_TEXT SEGMENT_.
▬▬▬

All NGLayout-based applications will be created completely from the cross-platform set of APIs.
 

Toolkit Requirements

In general, the toolkit should be small, fast, and not rely on third party toolkits like MFC.

The third party toolkits typically:

  • Unneccesarily add to the size of the toolkit
  • Cannot be distributed under our free source agreement
  • Their scope can be too large. Sometimes it is necessary to include most all the of the class hierarchy to use just a few of the classes.
  • They do too much. One of the advantages of third party toolkits is that they make creating GUIs easier by hiding and abstracting the event processing. This can cause problems when integrating it into the low-level event processing of NGLayout.
  • They add a dependency into our development effort and we become "locked" into their technology.

Interfaces and Inheritance

In the widget toolkit the nsIWidget interface is responsible for all basic widget functionality. For example, SetBounds, GetBounds, SetEnabled, IsEnabled etc. The nsIXXXWidget interface would specify widget specific behavior. For example, the nsIRadioButton would have an unique "IsChecked" method.

On the surface mulitple inheritance of interfaces seems like a very useful approach. On MS-Windows all widgets are windows. If we take a look at a specific example, several issues will emerge. For instance, a nsIRadioButton inherits from nsIWidget. The interface hierarchy could be: nsIWidget->nsIRadioButton. The implementation hierarchy would then be nsWindow->nsRadiobutton.

Here are the issues:

  • Virtual base classes cannot be used because they are not supported by all C++ compilers.
  • Since we are not using virtual base classes, each of the nsIWidget's methods must be qualified for the nsRadioButton. Otherwise the compiler asks: "Does the method come from nsIWidget that nsIRadioButton derives from? Or does the method come from the nsIWidget that the nsWindow derives from?"
  • All of the widgets that derive from nsIWidget must qualify each method for the nsIWidget. This can be done using one macro for the header file specification and an other macro for the implementation, but this gets very ugly. The nsIWidget interface has quite a number of methods and the macro would be quite large.

▬▬▬

_ASSIGNED TASK 1_.
Transcribe the NGLayout toolkit text from "Interfaces and Inheritance" up to and including "all C++ compilers.".
_ASSIGNED TASK 2_.
Go on with the NGLayout toolkit text, starting after its last sentence.
The rows after this text are separate material and have nothing to do with the NGLayout toolkit text.

▬▬▬

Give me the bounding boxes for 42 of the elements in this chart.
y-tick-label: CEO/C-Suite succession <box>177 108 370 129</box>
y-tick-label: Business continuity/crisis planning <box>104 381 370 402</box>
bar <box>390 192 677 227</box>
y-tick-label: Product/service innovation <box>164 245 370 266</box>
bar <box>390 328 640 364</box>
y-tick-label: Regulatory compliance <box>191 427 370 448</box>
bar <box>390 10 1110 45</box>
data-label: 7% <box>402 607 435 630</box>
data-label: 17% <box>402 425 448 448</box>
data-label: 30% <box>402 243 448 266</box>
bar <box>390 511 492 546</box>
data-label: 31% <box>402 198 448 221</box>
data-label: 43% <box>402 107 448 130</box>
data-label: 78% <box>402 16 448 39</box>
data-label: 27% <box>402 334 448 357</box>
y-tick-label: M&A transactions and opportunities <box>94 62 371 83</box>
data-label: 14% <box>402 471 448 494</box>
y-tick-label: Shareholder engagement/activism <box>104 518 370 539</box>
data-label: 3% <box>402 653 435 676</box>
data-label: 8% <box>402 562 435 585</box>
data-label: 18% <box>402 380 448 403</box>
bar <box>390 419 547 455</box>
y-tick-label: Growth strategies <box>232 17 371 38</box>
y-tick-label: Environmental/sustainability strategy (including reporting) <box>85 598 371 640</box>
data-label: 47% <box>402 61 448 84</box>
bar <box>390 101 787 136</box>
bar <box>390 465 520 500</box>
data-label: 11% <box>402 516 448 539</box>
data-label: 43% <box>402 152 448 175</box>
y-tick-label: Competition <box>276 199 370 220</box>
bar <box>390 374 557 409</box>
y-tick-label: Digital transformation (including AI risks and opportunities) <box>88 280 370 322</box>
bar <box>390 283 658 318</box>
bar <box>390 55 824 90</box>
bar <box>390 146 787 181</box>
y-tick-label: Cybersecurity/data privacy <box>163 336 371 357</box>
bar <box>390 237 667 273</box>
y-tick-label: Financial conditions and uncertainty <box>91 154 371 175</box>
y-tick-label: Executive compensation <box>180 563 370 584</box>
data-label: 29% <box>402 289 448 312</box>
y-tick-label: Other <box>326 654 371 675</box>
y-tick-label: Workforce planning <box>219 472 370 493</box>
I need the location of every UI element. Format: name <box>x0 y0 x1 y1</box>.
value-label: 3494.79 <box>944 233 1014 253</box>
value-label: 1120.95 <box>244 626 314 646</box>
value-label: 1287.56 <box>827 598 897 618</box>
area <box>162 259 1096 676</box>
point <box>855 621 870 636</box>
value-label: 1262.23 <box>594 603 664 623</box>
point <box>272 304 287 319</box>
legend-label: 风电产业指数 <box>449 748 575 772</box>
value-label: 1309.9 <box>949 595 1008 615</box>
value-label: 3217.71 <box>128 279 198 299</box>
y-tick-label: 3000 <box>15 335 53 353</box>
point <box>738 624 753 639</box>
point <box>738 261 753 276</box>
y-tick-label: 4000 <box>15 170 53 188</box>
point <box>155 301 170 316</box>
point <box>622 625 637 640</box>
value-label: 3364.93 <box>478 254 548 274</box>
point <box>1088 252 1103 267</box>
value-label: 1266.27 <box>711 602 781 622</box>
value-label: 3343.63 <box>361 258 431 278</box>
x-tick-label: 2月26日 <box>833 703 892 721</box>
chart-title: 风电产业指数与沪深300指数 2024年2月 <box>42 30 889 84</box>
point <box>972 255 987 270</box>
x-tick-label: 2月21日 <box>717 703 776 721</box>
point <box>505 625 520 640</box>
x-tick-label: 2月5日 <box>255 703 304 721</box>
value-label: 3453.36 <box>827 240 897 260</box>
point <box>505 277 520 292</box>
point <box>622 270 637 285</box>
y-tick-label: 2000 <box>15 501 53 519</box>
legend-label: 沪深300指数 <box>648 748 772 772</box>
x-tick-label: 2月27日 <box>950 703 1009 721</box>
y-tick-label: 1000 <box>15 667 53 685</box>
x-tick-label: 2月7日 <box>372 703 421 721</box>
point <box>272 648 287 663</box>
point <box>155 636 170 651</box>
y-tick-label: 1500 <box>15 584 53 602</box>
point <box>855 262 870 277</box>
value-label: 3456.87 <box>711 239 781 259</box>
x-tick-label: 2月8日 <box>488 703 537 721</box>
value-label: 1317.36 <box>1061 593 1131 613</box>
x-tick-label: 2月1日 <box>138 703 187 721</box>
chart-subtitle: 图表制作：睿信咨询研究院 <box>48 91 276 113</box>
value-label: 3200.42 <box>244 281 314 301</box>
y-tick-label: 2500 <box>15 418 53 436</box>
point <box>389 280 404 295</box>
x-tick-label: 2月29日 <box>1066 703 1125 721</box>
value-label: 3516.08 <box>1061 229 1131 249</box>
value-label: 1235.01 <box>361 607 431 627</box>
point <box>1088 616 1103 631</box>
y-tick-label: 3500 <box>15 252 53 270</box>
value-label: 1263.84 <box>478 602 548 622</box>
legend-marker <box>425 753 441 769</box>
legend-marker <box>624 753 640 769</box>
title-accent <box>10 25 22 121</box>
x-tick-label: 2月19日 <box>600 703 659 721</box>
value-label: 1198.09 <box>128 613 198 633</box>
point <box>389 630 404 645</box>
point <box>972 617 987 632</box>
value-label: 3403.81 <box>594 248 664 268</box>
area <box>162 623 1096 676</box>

▬▬▬

_RESPONSE 1_.
Interfaces and Inheritance

In the widget toolkit the nsIWidget interface is responsible for all basic widget functionality. For example, SetBounds, GetBounds, SetEnabled, IsEnabled etc. The nsIXXXWidget interface would specify widget specific behavior. For example, the nsIRadioButton would have an unique "IsChecked" method.

On the surface mulitple inheritance of interfaces seems like a very useful approach. On MS-Windows all widgets are windows. If we take a look at a specific example, several issues will emerge. For instance, a nsIRadioButton inherits from nsIWidget. The interface hierarchy could be: nsIWidget->nsIRadioButton. The implementation hierarchy would then be nsWindow->nsRadiobutton.

Here are the issues:

  • Virtual base classes cannot be used because they are not supported by all C++ compilers.

_RESPONSE 2_.
  • The Windows toolkit was originally developed with way and it became a maintanence nightmare.


A minor point was also made that a developer using the hierarchy knows that he only needs to look at two interfaces for any given widget: the nsIWidget interface and the interface for the specific widget. This is an important point when detailed documentation is not available.
 

Event Processing

The widget toolkit has two personalities. It needs to act as a low-level toolkit inside of NGLayout's layout engine and a high-level toolkit when used for XPFE. This dicotomy constrains how the widgets behave and this affects event processing in several important ways.

The most important, is that when the widgets live inside the layout engine they are to do as little as possible, they must dispatch all their events and then wait to be told what to do. JavaScript is a key member in the event processing chain and JS must be able reject certain events if it chooses.

For example, when a user clicks on a radiobutton, the radiobutton must first dispatch the click event and then wait to be told whether it's clicked or not clicked. The view/frame system or JavaScript determines wether the radiobutton should process the click event and whether its value should set or cleared. In many toolkits, radiobutton processing is done automatically, so in many ways the native toolkit does more than it should.
 
 

Roadmap

The widget toolkit has been ported to MS-Windows, Motif, and Macintosh. Others toolkits will follow whether they are developed internall or externally.

Currently, most all the widgets are developed from the native platform widgets with the exception of the Toolbar, the Toolbar Manager, the ImageButton, and the MenuButton (a button with an assosicated drop down menu).

Overtime we hope to develop many more cross-platform widgets on top of GFX that will enable developers to provide their own Look & Feel. These lightweight will not require a back-end native widget.